SOURCE EXTRACT.
---
There are many wonderful red wines produced around the world but few reach the level of being labelled “iconic”. Only a small percentage of these “iconic” red wines hail from the New World wine-producing countries but there are many others which are “not quite iconic but still wonderful”.

Below is a selection of great red wines from the New World wine producing countries. The list is by no means exhaustive and additions to the selection are invited and welcomed. These red wines are all worth seeking out but be aware that the wines will vary in quality depending on the vintage and that the majority of them will need aging for several years to experience them at their best.

Australia is home to arguably the most famous red wine to emerge from the New World, Penfolds Grange. Perhaps unusually for a premium red wine the grapes for this world famous Shiraz are not sourced from a single vineyard but from a wider area so that the winemakers can select the very best grapes. Be prepared to pay several hundred pounds for a bottle but remember you will be drinking a legend.

If you cannot justify paying silly money for a bottle of Grange there are plenty of other cult Australian Shiraz labels available. Penfolds themselves offer two other premium Shiraz labels at a lower price than Grange – RWT and Magill Estate – both of which are still exceptional examples of this popular Aussie red wine grape. Other labels which prompt Aussie Shiraz buffs to start salivating include Henschke Hill of Grace; Hardy’s Eileen Hardy; D’Arenberg Dead Arm; Jim Barry The Armagh and Tim Adams Aberfeldy. Other prestige Australian labels include Wynns from the Coonawarra region, especially the John Riddoch Cabernet Sauvignon and Cape Mentelle and Leeuwin Estate from Margaret River.

New Zealand’s most famous cult wine is a white – Cloudy Bay Sauvignon Blanc. However, Cloudy Bay’s premium red wine range is also worth investigating. New Zealand has a growing reputation for its Pinot Noir wines but many of its best reds are Bordeaux-style blends of Cabernet Sauvignon and Merlot. If you want to try New Zealand’s best red wines look out for Hawkes Bay winery Te Mata and its Awatea and Coleraine Cabernet Merlot blends; the Larose Bordeaux blend from Waiheke Island’s Stonyridge winery and the Cabernet Merlot from Goldwater Estate, also from the Waiheke Island region.
---
STORED ROWS.

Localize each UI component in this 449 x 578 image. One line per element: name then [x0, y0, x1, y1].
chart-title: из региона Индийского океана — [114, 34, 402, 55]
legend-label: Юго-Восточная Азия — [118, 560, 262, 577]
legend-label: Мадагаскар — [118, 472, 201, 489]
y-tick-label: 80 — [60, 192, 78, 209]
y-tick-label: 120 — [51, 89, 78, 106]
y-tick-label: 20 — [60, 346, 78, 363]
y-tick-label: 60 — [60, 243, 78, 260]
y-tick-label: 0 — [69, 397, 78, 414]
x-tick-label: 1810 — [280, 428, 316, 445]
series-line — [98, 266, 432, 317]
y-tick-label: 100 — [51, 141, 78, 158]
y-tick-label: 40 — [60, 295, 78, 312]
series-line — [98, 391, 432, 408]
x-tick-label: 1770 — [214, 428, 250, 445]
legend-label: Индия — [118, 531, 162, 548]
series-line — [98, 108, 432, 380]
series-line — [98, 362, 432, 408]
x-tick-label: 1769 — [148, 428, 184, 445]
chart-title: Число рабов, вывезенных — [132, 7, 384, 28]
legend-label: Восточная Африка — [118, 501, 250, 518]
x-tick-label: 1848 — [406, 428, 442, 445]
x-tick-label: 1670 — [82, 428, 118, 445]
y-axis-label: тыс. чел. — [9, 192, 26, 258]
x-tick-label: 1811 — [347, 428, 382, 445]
---
REQUIRED TASKS.
a: Answer these questions about the article on New World red wines:
(i) Which two Penfolds Shiraz labels cost less than Grange?
(ii) What is New Zealand's most famous cult wine?
(iii) Which winery produces the Larose Bordeaux blend?
b: Write out every line of the records above, character for character, with nothing added or left out.

RESPONSES IN ORDER.
a:
(i) RWT and Magill Estate
(ii) Cloudy Bay Sauvignon Blanc
(iii) Stonyridge, on Waiheke Island

b:
Localize each UI component in this 449 x 578 image. One line per element: name then [x0, y0, x1, y1].
chart-title: из региона Индийского океана — [114, 34, 402, 55]
legend-label: Юго-Восточная Азия — [118, 560, 262, 577]
legend-label: Мадагаскар — [118, 472, 201, 489]
y-tick-label: 80 — [60, 192, 78, 209]
y-tick-label: 120 — [51, 89, 78, 106]
y-tick-label: 20 — [60, 346, 78, 363]
y-tick-label: 60 — [60, 243, 78, 260]
y-tick-label: 0 — [69, 397, 78, 414]
x-tick-label: 1810 — [280, 428, 316, 445]
series-line — [98, 266, 432, 317]
y-tick-label: 100 — [51, 141, 78, 158]
y-tick-label: 40 — [60, 295, 78, 312]
series-line — [98, 391, 432, 408]
x-tick-label: 1770 — [214, 428, 250, 445]
legend-label: Индия — [118, 531, 162, 548]
series-line — [98, 108, 432, 380]
series-line — [98, 362, 432, 408]
x-tick-label: 1769 — [148, 428, 184, 445]
chart-title: Число рабов, вывезенных — [132, 7, 384, 28]
legend-label: Восточная Африка — [118, 501, 250, 518]
x-tick-label: 1848 — [406, 428, 442, 445]
x-tick-label: 1670 — [82, 428, 118, 445]
y-axis-label: тыс. чел. — [9, 192, 26, 258]
x-tick-label: 1811 — [347, 428, 382, 445]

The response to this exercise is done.